(Structured figure records)
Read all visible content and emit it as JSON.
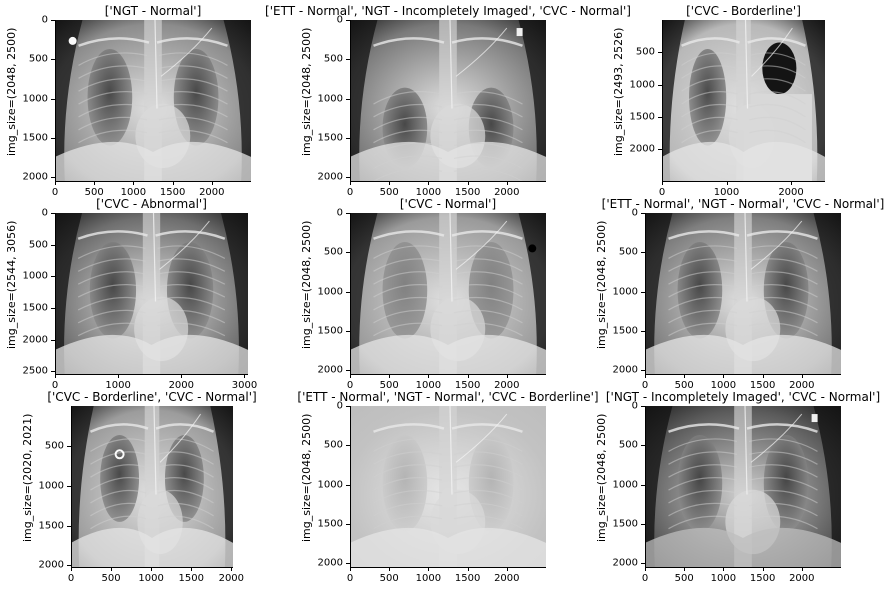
{
  "figure": {
    "ylabel_prefix": "img_size=",
    "panels": [
      {
        "title": "['NGT - Normal']",
        "ylabel": "img_size=(2048, 2500)",
        "xticks": [
          "0",
          "500",
          "1000",
          "1500",
          "2000"
        ],
        "yticks": [
          "0",
          "500",
          "1000",
          "1500",
          "2000"
        ],
        "xray": {
          "style": "bright",
          "tone": "#8c8c8c"
        }
      },
      {
        "title": "['ETT - Normal', 'NGT - Incompletely Imaged', 'CVC - Normal']",
        "ylabel": "img_size=(2048, 2500)",
        "xticks": [
          "0",
          "500",
          "1000",
          "1500",
          "2000"
        ],
        "yticks": [
          "0",
          "500",
          "1000",
          "1500",
          "2000"
        ],
        "xray": {
          "style": "lordotic",
          "tone": "#7a7a7a"
        }
      },
      {
        "title": "['CVC - Borderline']",
        "ylabel": "img_size=(2493, 2526)",
        "xticks": [
          "0",
          "1000",
          "2000"
        ],
        "yticks": [
          "500",
          "1000",
          "1500",
          "2000"
        ],
        "xray": {
          "style": "effusion",
          "tone": "#b8b8b8"
        }
      },
      {
        "title": "['CVC - Abnormal']",
        "ylabel": "img_size=(2544, 3056)",
        "xticks": [
          "0",
          "1000",
          "2000",
          "3000"
        ],
        "yticks": [
          "0",
          "500",
          "1000",
          "1500",
          "2000",
          "2500"
        ],
        "xray": {
          "style": "wide",
          "tone": "#6e6e6e"
        }
      },
      {
        "title": "['CVC - Normal']",
        "ylabel": "img_size=(2048, 2500)",
        "xticks": [
          "0",
          "500",
          "1000",
          "1500",
          "2000"
        ],
        "yticks": [
          "0",
          "500",
          "1000",
          "1500",
          "2000"
        ],
        "xray": {
          "style": "hazy",
          "tone": "#9a9a9a"
        }
      },
      {
        "title": "['ETT - Normal', 'NGT - Normal', 'CVC - Normal']",
        "ylabel": "img_size=(2048, 2500)",
        "xticks": [
          "0",
          "500",
          "1000",
          "1500",
          "2000"
        ],
        "yticks": [
          "0",
          "500",
          "1000",
          "1500",
          "2000"
        ],
        "xray": {
          "style": "normal",
          "tone": "#7e7e7e"
        }
      },
      {
        "title": "['CVC - Borderline', 'CVC - Normal']",
        "ylabel": "img_size=(2020, 2021)",
        "xticks": [
          "0",
          "500",
          "1000",
          "1500",
          "2000"
        ],
        "yticks": [
          "500",
          "1000",
          "1500",
          "2000"
        ],
        "xray": {
          "style": "square",
          "tone": "#9c9c9c"
        }
      },
      {
        "title": "['ETT - Normal', 'NGT - Normal', 'CVC - Borderline']",
        "ylabel": "img_size=(2048, 2500)",
        "xticks": [
          "0",
          "500",
          "1000",
          "1500",
          "2000"
        ],
        "yticks": [
          "0",
          "500",
          "1000",
          "1500",
          "2000"
        ],
        "xray": {
          "style": "washed",
          "tone": "#c2c2c2"
        }
      },
      {
        "title": "['NGT - Incompletely Imaged', 'CVC - Normal']",
        "ylabel": "img_size=(2048, 2500)",
        "xticks": [
          "0",
          "500",
          "1000",
          "1500",
          "2000"
        ],
        "yticks": [
          "0",
          "500",
          "1000",
          "1500",
          "2000"
        ],
        "xray": {
          "style": "dark",
          "tone": "#5a5a5a"
        }
      }
    ]
  }
}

▸ Goal
Work out how many lines of the data above hold the word "Incompletely", and write only the count.

▸ The solution
2